● **TASK TO CARRY OUT**
Return the records in full, exactly as given.

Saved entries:
• • • • • • •

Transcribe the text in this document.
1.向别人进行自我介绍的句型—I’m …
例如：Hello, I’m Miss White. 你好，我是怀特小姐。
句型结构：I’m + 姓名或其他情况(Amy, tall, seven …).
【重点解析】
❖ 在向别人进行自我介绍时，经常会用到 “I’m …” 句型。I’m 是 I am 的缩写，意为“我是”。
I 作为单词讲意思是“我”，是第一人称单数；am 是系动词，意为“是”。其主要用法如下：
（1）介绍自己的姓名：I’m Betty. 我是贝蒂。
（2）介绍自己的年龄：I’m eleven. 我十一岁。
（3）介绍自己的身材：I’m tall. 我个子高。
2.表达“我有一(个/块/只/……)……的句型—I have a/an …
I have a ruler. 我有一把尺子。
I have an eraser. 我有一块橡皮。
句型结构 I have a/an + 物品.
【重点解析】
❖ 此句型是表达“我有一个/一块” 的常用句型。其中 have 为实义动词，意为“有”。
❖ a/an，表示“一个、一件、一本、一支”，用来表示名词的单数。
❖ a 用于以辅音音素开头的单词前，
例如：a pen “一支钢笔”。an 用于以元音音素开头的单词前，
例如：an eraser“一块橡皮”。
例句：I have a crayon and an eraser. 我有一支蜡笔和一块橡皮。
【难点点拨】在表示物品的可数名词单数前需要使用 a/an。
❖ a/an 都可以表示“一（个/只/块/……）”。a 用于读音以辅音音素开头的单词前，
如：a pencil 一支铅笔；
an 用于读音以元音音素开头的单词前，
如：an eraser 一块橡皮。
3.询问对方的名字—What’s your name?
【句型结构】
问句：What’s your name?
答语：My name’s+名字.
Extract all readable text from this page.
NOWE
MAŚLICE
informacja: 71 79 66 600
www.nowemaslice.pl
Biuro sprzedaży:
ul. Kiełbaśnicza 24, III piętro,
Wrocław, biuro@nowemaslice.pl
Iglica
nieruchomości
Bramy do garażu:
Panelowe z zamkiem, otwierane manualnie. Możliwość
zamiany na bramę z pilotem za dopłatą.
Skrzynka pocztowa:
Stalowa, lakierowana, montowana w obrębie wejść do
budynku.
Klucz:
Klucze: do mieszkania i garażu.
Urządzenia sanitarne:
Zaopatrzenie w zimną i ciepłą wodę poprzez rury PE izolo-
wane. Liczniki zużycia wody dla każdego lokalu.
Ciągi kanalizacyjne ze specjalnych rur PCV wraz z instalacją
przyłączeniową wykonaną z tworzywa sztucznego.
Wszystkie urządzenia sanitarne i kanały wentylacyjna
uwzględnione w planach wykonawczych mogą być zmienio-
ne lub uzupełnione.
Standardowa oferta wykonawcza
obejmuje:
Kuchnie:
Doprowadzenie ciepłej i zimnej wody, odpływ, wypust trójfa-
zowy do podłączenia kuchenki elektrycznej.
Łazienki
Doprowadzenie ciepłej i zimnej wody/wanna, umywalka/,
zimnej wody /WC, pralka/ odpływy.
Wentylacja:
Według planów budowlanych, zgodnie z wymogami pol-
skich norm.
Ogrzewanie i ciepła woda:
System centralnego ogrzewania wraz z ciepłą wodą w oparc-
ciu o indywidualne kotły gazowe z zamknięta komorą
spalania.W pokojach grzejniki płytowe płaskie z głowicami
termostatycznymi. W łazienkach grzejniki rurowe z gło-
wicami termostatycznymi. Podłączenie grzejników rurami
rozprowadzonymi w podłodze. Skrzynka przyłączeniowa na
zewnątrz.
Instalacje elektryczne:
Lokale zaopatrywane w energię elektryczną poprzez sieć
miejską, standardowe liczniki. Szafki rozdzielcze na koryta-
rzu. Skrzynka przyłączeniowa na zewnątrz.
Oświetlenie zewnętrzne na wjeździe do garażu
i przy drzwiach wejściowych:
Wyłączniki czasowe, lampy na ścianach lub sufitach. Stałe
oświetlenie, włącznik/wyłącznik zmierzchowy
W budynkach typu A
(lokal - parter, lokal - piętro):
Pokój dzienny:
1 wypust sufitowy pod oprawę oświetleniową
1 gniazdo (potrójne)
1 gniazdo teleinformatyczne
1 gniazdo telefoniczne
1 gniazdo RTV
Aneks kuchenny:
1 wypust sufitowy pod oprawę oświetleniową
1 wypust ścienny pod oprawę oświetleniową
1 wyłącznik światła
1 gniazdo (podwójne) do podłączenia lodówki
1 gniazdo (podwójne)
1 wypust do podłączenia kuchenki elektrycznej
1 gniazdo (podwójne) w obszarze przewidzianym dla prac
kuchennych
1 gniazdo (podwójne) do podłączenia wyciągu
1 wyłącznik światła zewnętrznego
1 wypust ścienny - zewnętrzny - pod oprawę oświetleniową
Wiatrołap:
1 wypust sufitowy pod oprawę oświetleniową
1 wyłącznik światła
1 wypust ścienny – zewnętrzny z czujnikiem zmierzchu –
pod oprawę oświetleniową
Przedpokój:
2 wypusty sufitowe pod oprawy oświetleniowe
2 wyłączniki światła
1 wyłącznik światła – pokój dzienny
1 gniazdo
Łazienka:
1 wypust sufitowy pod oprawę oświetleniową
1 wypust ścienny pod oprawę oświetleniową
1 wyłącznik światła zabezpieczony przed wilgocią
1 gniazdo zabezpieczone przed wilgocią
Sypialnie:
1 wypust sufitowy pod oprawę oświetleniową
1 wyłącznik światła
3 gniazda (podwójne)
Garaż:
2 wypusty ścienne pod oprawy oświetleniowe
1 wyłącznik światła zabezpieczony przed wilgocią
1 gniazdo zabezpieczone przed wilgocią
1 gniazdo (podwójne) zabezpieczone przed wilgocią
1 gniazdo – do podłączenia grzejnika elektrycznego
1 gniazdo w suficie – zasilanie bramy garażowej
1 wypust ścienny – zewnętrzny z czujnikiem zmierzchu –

• • • • • • •

● **ANSWER IN FULL**
Transcribe the text in this document.
1.向别人进行自我介绍的句型—I’m …
例如：Hello, I’m Miss White. 你好，我是怀特小姐。
句型结构：I’m + 姓名或其他情况(Amy, tall, seven …).
【重点解析】
❖ 在向别人进行自我介绍时，经常会用到 “I’m …” 句型。I’m 是 I am 的缩写，意为“我是”。
I 作为单词讲意思是“我”，是第一人称单数；am 是系动词，意为“是”。其主要用法如下：
（1）介绍自己的姓名：I’m Betty. 我是贝蒂。
（2）介绍自己的年龄：I’m eleven. 我十一岁。
（3）介绍自己的身材：I’m tall. 我个子高。
2.表达“我有一(个/块/只/……)……的句型—I have a/an …
I have a ruler. 我有一把尺子。
I have an eraser. 我有一块橡皮。
句型结构 I have a/an + 物品.
【重点解析】
❖ 此句型是表达“我有一个/一块” 的常用句型。其中 have 为实义动词，意为“有”。
❖ a/an，表示“一个、一件、一本、一支”，用来表示名词的单数。
❖ a 用于以辅音音素开头的单词前，
例如：a pen “一支钢笔”。an 用于以元音音素开头的单词前，
例如：an eraser“一块橡皮”。
例句：I have a crayon and an eraser. 我有一支蜡笔和一块橡皮。
【难点点拨】在表示物品的可数名词单数前需要使用 a/an。
❖ a/an 都可以表示“一（个/只/块/……）”。a 用于读音以辅音音素开头的单词前，
如：a pencil 一支铅笔；
an 用于读音以元音音素开头的单词前，
如：an eraser 一块橡皮。
3.询问对方的名字—What’s your name?
【句型结构】
问句：What’s your name?
答语：My name’s+名字.
Extract all readable text from this page.
NOWE
MAŚLICE
informacja: 71 79 66 600
www.nowemaslice.pl
Biuro sprzedaży:
ul. Kiełbaśnicza 24, III piętro,
Wrocław, biuro@nowemaslice.pl
Iglica
nieruchomości
Bramy do garażu:
Panelowe z zamkiem, otwierane manualnie. Możliwość
zamiany na bramę z pilotem za dopłatą.
Skrzynka pocztowa:
Stalowa, lakierowana, montowana w obrębie wejść do
budynku.
Klucz:
Klucze: do mieszkania i garażu.
Urządzenia sanitarne:
Zaopatrzenie w zimną i ciepłą wodę poprzez rury PE izolo-
wane. Liczniki zużycia wody dla każdego lokalu.
Ciągi kanalizacyjne ze specjalnych rur PCV wraz z instalacją
przyłączeniową wykonaną z tworzywa sztucznego.
Wszystkie urządzenia sanitarne i kanały wentylacyjna
uwzględnione w planach wykonawczych mogą być zmienio-
ne lub uzupełnione.
Standardowa oferta wykonawcza
obejmuje:
Kuchnie:
Doprowadzenie ciepłej i zimnej wody, odpływ, wypust trójfa-
zowy do podłączenia kuchenki elektrycznej.
Łazienki
Doprowadzenie ciepłej i zimnej wody/wanna, umywalka/,
zimnej wody /WC, pralka/ odpływy.
Wentylacja:
Według planów budowlanych, zgodnie z wymogami pol-
skich norm.
Ogrzewanie i ciepła woda:
System centralnego ogrzewania wraz z ciepłą wodą w oparc-
ciu o indywidualne kotły gazowe z zamknięta komorą
spalania.W pokojach grzejniki płytowe płaskie z głowicami
termostatycznymi. W łazienkach grzejniki rurowe z gło-
wicami termostatycznymi. Podłączenie grzejników rurami
rozprowadzonymi w podłodze. Skrzynka przyłączeniowa na
zewnątrz.
Instalacje elektryczne:
Lokale zaopatrywane w energię elektryczną poprzez sieć
miejską, standardowe liczniki. Szafki rozdzielcze na koryta-
rzu. Skrzynka przyłączeniowa na zewnątrz.
Oświetlenie zewnętrzne na wjeździe do garażu
i przy drzwiach wejściowych:
Wyłączniki czasowe, lampy na ścianach lub sufitach. Stałe
oświetlenie, włącznik/wyłącznik zmierzchowy
W budynkach typu A
(lokal - parter, lokal - piętro):
Pokój dzienny:
1 wypust sufitowy pod oprawę oświetleniową
1 gniazdo (potrójne)
1 gniazdo teleinformatyczne
1 gniazdo telefoniczne
1 gniazdo RTV
Aneks kuchenny:
1 wypust sufitowy pod oprawę oświetleniową
1 wypust ścienny pod oprawę oświetleniową
1 wyłącznik światła
1 gniazdo (podwójne) do podłączenia lodówki
1 gniazdo (podwójne)
1 wypust do podłączenia kuchenki elektrycznej
1 gniazdo (podwójne) w obszarze przewidzianym dla prac
kuchennych
1 gniazdo (podwójne) do podłączenia wyciągu
1 wyłącznik światła zewnętrznego
1 wypust ścienny - zewnętrzny - pod oprawę oświetleniową
Wiatrołap:
1 wypust sufitowy pod oprawę oświetleniową
1 wyłącznik światła
1 wypust ścienny – zewnętrzny z czujnikiem zmierzchu –
pod oprawę oświetleniową
Przedpokój:
2 wypusty sufitowe pod oprawy oświetleniowe
2 wyłączniki światła
1 wyłącznik światła – pokój dzienny
1 gniazdo
Łazienka:
1 wypust sufitowy pod oprawę oświetleniową
1 wypust ścienny pod oprawę oświetleniową
1 wyłącznik światła zabezpieczony przed wilgocią
1 gniazdo zabezpieczone przed wilgocią
Sypialnie:
1 wypust sufitowy pod oprawę oświetleniową
1 wyłącznik światła
3 gniazda (podwójne)
Garaż:
2 wypusty ścienne pod oprawy oświetleniowe
1 wyłącznik światła zabezpieczony przed wilgocią
1 gniazdo zabezpieczone przed wilgocią
1 gniazdo (podwójne) zabezpieczone przed wilgocią
1 gniazdo – do podłączenia grzejnika elektrycznego
1 gniazdo w suficie – zasilanie bramy garażowej
1 wypust ścienny – zewnętrzny z czujnikiem zmierzchu –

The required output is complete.